● Given task: Reproduce each of the lines word for word.

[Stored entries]
:::::

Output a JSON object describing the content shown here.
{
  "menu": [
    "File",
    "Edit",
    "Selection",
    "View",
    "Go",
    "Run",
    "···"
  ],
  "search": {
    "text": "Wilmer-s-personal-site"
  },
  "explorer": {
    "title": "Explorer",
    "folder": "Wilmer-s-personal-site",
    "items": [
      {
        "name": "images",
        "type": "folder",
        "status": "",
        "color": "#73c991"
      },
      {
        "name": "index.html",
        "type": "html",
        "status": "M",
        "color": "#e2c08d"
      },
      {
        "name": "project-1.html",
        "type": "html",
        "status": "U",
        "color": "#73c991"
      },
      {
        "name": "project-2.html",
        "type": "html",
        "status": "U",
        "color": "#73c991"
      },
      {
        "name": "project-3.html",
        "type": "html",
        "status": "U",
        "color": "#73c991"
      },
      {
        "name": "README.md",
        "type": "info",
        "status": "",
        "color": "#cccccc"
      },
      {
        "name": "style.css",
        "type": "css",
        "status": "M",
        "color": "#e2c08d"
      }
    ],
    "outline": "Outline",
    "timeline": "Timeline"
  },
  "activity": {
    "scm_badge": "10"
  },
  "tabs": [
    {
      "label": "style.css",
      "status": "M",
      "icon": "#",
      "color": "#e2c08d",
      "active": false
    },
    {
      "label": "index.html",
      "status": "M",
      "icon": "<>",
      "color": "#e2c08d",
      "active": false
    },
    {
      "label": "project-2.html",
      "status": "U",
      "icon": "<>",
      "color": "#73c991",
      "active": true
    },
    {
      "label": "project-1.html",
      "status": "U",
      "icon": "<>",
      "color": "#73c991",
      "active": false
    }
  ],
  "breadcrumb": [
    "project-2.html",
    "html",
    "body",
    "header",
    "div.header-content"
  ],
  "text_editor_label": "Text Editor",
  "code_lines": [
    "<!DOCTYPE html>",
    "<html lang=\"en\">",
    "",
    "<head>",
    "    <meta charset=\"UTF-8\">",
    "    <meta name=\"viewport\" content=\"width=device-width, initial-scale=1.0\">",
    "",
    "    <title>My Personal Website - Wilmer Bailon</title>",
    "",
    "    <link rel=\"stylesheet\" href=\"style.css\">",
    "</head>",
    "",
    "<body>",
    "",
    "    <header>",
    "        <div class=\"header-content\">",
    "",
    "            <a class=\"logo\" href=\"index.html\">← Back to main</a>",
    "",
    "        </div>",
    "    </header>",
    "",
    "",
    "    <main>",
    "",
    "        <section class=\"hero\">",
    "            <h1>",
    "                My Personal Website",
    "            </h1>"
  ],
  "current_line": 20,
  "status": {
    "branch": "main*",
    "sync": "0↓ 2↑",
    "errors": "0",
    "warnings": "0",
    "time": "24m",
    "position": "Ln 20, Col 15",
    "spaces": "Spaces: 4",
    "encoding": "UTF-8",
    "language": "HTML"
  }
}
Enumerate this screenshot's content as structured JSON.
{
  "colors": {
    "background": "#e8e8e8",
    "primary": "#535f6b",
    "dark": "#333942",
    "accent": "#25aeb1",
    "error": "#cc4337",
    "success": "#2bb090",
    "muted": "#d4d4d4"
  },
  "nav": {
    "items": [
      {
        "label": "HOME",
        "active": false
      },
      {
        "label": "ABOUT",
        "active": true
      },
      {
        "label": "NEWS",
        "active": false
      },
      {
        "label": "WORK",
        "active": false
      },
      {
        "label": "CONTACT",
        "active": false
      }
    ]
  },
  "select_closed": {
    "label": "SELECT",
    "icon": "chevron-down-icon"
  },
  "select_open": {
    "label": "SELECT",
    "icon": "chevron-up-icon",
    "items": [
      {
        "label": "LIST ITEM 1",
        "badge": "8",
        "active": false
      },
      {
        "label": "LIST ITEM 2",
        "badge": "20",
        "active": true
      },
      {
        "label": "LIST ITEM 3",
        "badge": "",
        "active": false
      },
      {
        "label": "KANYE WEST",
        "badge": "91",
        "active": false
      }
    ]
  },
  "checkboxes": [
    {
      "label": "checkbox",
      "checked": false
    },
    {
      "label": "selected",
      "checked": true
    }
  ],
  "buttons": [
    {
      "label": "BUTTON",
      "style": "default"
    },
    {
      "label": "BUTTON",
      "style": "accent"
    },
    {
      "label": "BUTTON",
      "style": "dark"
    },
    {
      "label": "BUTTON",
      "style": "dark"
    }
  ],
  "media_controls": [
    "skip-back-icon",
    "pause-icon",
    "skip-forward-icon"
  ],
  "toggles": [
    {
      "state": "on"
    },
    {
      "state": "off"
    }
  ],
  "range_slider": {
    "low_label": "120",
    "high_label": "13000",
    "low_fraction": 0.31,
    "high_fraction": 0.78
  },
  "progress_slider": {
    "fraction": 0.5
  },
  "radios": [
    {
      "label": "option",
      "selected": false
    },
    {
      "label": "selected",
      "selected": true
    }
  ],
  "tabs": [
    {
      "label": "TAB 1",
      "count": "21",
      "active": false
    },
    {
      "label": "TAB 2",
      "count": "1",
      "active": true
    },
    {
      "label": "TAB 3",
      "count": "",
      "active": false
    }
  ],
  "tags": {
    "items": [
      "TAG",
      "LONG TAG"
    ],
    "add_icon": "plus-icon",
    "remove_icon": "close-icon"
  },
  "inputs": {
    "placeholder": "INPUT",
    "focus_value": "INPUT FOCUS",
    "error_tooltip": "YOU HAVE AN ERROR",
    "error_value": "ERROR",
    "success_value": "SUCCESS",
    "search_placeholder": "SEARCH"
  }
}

:::::

● Result for this task:
Output a JSON object describing the content shown here.
{
  "menu": [
    "File",
    "Edit",
    "Selection",
    "View",
    "Go",
    "Run",
    "···"
  ],
  "search": {
    "text": "Wilmer-s-personal-site"
  },
  "explorer": {
    "title": "Explorer",
    "folder": "Wilmer-s-personal-site",
    "items": [
      {
        "name": "images",
        "type": "folder",
        "status": "",
        "color": "#73c991"
      },
      {
        "name": "index.html",
        "type": "html",
        "status": "M",
        "color": "#e2c08d"
      },
      {
        "name": "project-1.html",
        "type": "html",
        "status": "U",
        "color": "#73c991"
      },
      {
        "name": "project-2.html",
        "type": "html",
        "status": "U",
        "color": "#73c991"
      },
      {
        "name": "project-3.html",
        "type": "html",
        "status": "U",
        "color": "#73c991"
      },
      {
        "name": "README.md",
        "type": "info",
        "status": "",
        "color": "#cccccc"
      },
      {
        "name": "style.css",
        "type": "css",
        "status": "M",
        "color": "#e2c08d"
      }
    ],
    "outline": "Outline",
    "timeline": "Timeline"
  },
  "activity": {
    "scm_badge": "10"
  },
  "tabs": [
    {
      "label": "style.css",
      "status": "M",
      "icon": "#",
      "color": "#e2c08d",
      "active": false
    },
    {
      "label": "index.html",
      "status": "M",
      "icon": "<>",
      "color": "#e2c08d",
      "active": false
    },
    {
      "label": "project-2.html",
      "status": "U",
      "icon": "<>",
      "color": "#73c991",
      "active": true
    },
    {
      "label": "project-1.html",
      "status": "U",
      "icon": "<>",
      "color": "#73c991",
      "active": false
    }
  ],
  "breadcrumb": [
    "project-2.html",
    "html",
    "body",
    "header",
    "div.header-content"
  ],
  "text_editor_label": "Text Editor",
  "code_lines": [
    "<!DOCTYPE html>",
    "<html lang=\"en\">",
    "",
    "<head>",
    "    <meta charset=\"UTF-8\">",
    "    <meta name=\"viewport\" content=\"width=device-width, initial-scale=1.0\">",
    "",
    "    <title>My Personal Website - Wilmer Bailon</title>",
    "",
    "    <link rel=\"stylesheet\" href=\"style.css\">",
    "</head>",
    "",
    "<body>",
    "",
    "    <header>",
    "        <div class=\"header-content\">",
    "",
    "            <a class=\"logo\" href=\"index.html\">← Back to main</a>",
    "",
    "        </div>",
    "    </header>",
    "",
    "",
    "    <main>",
    "",
    "        <section class=\"hero\">",
    "            <h1>",
    "                My Personal Website",
    "            </h1>"
  ],
  "current_line": 20,
  "status": {
    "branch": "main*",
    "sync": "0↓ 2↑",
    "errors": "0",
    "warnings": "0",
    "time": "24m",
    "position": "Ln 20, Col 15",
    "spaces": "Spaces: 4",
    "encoding": "UTF-8",
    "language": "HTML"
  }
}
Enumerate this screenshot's content as structured JSON.
{
  "colors": {
    "background": "#e8e8e8",
    "primary": "#535f6b",
    "dark": "#333942",
    "accent": "#25aeb1",
    "error": "#cc4337",
    "success": "#2bb090",
    "muted": "#d4d4d4"
  },
  "nav": {
    "items": [
      {
        "label": "HOME",
        "active": false
      },
      {
        "label": "ABOUT",
        "active": true
      },
      {
        "label": "NEWS",
        "active": false
      },
      {
        "label": "WORK",
        "active": false
      },
      {
        "label": "CONTACT",
        "active": false
      }
    ]
  },
  "select_closed": {
    "label": "SELECT",
    "icon": "chevron-down-icon"
  },
  "select_open": {
    "label": "SELECT",
    "icon": "chevron-up-icon",
    "items": [
      {
        "label": "LIST ITEM 1",
        "badge": "8",
        "active": false
      },
      {
        "label": "LIST ITEM 2",
        "badge": "20",
        "active": true
      },
      {
        "label": "LIST ITEM 3",
        "badge": "",
        "active": false
      },
      {
        "label": "KANYE WEST",
        "badge": "91",
        "active": false
      }
    ]
  },
  "checkboxes": [
    {
      "label": "checkbox",
      "checked": false
    },
    {
      "label": "selected",
      "checked": true
    }
  ],
  "buttons": [
    {
      "label": "BUTTON",
      "style": "default"
    },
    {
      "label": "BUTTON",
      "style": "accent"
    },
    {
      "label": "BUTTON",
      "style": "dark"
    },
    {
      "label": "BUTTON",
      "style": "dark"
    }
  ],
  "media_controls": [
    "skip-back-icon",
    "pause-icon",
    "skip-forward-icon"
  ],
  "toggles": [
    {
      "state": "on"
    },
    {
      "state": "off"
    }
  ],
  "range_slider": {
    "low_label": "120",
    "high_label": "13000",
    "low_fraction": 0.31,
    "high_fraction": 0.78
  },
  "progress_slider": {
    "fraction": 0.5
  },
  "radios": [
    {
      "label": "option",
      "selected": false
    },
    {
      "label": "selected",
      "selected": true
    }
  ],
  "tabs": [
    {
      "label": "TAB 1",
      "count": "21",
      "active": false
    },
    {
      "label": "TAB 2",
      "count": "1",
      "active": true
    },
    {
      "label": "TAB 3",
      "count": "",
      "active": false
    }
  ],
  "tags": {
    "items": [
      "TAG",
      "LONG TAG"
    ],
    "add_icon": "plus-icon",
    "remove_icon": "close-icon"
  },
  "inputs": {
    "placeholder": "INPUT",
    "focus_value": "INPUT FOCUS",
    "error_tooltip": "YOU HAVE AN ERROR",
    "error_value": "ERROR",
    "success_value": "SUCCESS",
    "search_placeholder": "SEARCH"
  }
}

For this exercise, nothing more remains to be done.